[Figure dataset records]

## start

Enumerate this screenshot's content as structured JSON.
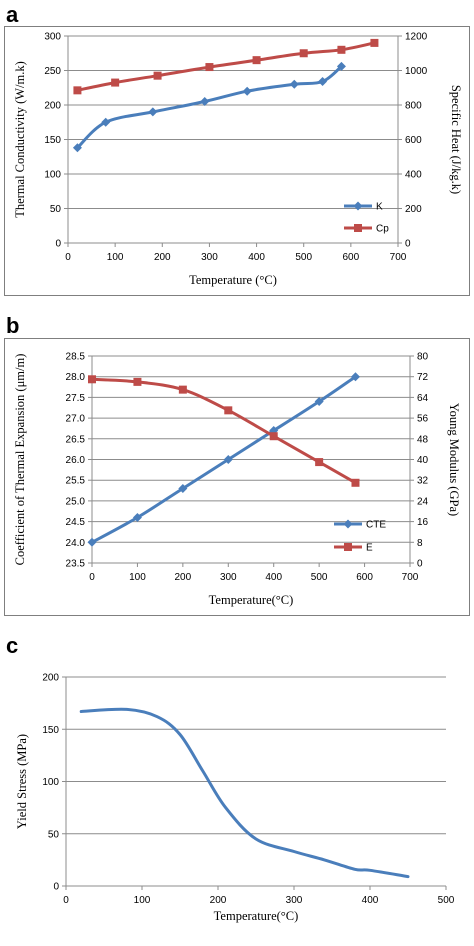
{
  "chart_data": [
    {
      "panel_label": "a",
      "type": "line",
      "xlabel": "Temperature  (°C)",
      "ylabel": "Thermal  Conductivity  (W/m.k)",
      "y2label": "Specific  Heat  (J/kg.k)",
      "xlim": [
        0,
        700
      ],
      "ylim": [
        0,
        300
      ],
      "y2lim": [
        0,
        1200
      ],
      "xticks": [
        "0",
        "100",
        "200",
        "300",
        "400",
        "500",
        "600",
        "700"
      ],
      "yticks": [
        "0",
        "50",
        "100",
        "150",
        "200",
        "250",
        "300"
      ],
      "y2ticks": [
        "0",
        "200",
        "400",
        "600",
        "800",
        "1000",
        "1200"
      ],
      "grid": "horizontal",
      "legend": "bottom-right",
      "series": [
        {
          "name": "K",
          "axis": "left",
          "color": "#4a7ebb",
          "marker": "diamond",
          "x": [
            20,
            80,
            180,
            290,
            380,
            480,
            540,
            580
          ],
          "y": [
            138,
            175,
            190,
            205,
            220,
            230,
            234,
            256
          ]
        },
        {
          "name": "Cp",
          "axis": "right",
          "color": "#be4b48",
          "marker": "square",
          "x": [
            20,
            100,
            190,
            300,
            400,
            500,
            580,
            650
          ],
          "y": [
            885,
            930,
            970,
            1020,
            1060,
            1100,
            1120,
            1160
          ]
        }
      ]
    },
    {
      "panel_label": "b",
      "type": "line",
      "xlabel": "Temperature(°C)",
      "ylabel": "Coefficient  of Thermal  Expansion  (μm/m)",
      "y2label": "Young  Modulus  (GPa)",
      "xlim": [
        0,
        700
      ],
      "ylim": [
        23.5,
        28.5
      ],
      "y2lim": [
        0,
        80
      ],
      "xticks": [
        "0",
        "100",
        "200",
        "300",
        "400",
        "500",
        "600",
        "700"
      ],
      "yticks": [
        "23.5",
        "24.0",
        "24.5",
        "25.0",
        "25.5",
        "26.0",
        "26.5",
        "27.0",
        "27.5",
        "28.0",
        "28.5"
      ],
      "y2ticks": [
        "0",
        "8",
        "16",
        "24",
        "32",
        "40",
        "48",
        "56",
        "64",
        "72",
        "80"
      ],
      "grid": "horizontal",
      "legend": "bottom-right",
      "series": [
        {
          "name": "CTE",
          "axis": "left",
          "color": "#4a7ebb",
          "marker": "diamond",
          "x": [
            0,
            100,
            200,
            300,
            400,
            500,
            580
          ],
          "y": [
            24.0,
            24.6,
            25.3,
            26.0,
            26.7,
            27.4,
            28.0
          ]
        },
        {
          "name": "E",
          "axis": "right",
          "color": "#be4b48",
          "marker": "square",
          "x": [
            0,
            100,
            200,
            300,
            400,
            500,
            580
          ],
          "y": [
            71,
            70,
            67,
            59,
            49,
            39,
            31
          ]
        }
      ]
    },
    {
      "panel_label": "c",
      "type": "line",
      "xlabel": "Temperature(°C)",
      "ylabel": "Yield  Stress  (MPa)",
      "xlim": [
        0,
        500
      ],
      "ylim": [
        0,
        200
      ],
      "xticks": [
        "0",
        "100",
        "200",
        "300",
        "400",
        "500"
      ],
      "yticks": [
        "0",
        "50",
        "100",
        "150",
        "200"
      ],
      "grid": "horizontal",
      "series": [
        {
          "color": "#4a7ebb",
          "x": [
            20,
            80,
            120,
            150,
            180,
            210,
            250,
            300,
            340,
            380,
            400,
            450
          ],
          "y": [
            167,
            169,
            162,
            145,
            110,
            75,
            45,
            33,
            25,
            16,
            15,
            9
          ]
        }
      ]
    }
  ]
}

## end

◆ WORK TO DO: Quote each record exactly as it stands, minus the pictures.

◆ REPLY:
Enumerate this screenshot's content as structured JSON.
{
  "chart_data": [
    {
      "panel_label": "a",
      "type": "line",
      "xlabel": "Temperature  (°C)",
      "ylabel": "Thermal  Conductivity  (W/m.k)",
      "y2label": "Specific  Heat  (J/kg.k)",
      "xlim": [
        0,
        700
      ],
      "ylim": [
        0,
        300
      ],
      "y2lim": [
        0,
        1200
      ],
      "xticks": [
        "0",
        "100",
        "200",
        "300",
        "400",
        "500",
        "600",
        "700"
      ],
      "yticks": [
        "0",
        "50",
        "100",
        "150",
        "200",
        "250",
        "300"
      ],
      "y2ticks": [
        "0",
        "200",
        "400",
        "600",
        "800",
        "1000",
        "1200"
      ],
      "grid": "horizontal",
      "legend": "bottom-right",
      "series": [
        {
          "name": "K",
          "axis": "left",
          "color": "#4a7ebb",
          "marker": "diamond",
          "x": [
            20,
            80,
            180,
            290,
            380,
            480,
            540,
            580
          ],
          "y": [
            138,
            175,
            190,
            205,
            220,
            230,
            234,
            256
          ]
        },
        {
          "name": "Cp",
          "axis": "right",
          "color": "#be4b48",
          "marker": "square",
          "x": [
            20,
            100,
            190,
            300,
            400,
            500,
            580,
            650
          ],
          "y": [
            885,
            930,
            970,
            1020,
            1060,
            1100,
            1120,
            1160
          ]
        }
      ]
    },
    {
      "panel_label": "b",
      "type": "line",
      "xlabel": "Temperature(°C)",
      "ylabel": "Coefficient  of Thermal  Expansion  (μm/m)",
      "y2label": "Young  Modulus  (GPa)",
      "xlim": [
        0,
        700
      ],
      "ylim": [
        23.5,
        28.5
      ],
      "y2lim": [
        0,
        80
      ],
      "xticks": [
        "0",
        "100",
        "200",
        "300",
        "400",
        "500",
        "600",
        "700"
      ],
      "yticks": [
        "23.5",
        "24.0",
        "24.5",
        "25.0",
        "25.5",
        "26.0",
        "26.5",
        "27.0",
        "27.5",
        "28.0",
        "28.5"
      ],
      "y2ticks": [
        "0",
        "8",
        "16",
        "24",
        "32",
        "40",
        "48",
        "56",
        "64",
        "72",
        "80"
      ],
      "grid": "horizontal",
      "legend": "bottom-right",
      "series": [
        {
          "name": "CTE",
          "axis": "left",
          "color": "#4a7ebb",
          "marker": "diamond",
          "x": [
            0,
            100,
            200,
            300,
            400,
            500,
            580
          ],
          "y": [
            24.0,
            24.6,
            25.3,
            26.0,
            26.7,
            27.4,
            28.0
          ]
        },
        {
          "name": "E",
          "axis": "right",
          "color": "#be4b48",
          "marker": "square",
          "x": [
            0,
            100,
            200,
            300,
            400,
            500,
            580
          ],
          "y": [
            71,
            70,
            67,
            59,
            49,
            39,
            31
          ]
        }
      ]
    },
    {
      "panel_label": "c",
      "type": "line",
      "xlabel": "Temperature(°C)",
      "ylabel": "Yield  Stress  (MPa)",
      "xlim": [
        0,
        500
      ],
      "ylim": [
        0,
        200
      ],
      "xticks": [
        "0",
        "100",
        "200",
        "300",
        "400",
        "500"
      ],
      "yticks": [
        "0",
        "50",
        "100",
        "150",
        "200"
      ],
      "grid": "horizontal",
      "series": [
        {
          "color": "#4a7ebb",
          "x": [
            20,
            80,
            120,
            150,
            180,
            210,
            250,
            300,
            340,
            380,
            400,
            450
          ],
          "y": [
            167,
            169,
            162,
            145,
            110,
            75,
            45,
            33,
            25,
            16,
            15,
            9
          ]
        }
      ]
    }
  ]
}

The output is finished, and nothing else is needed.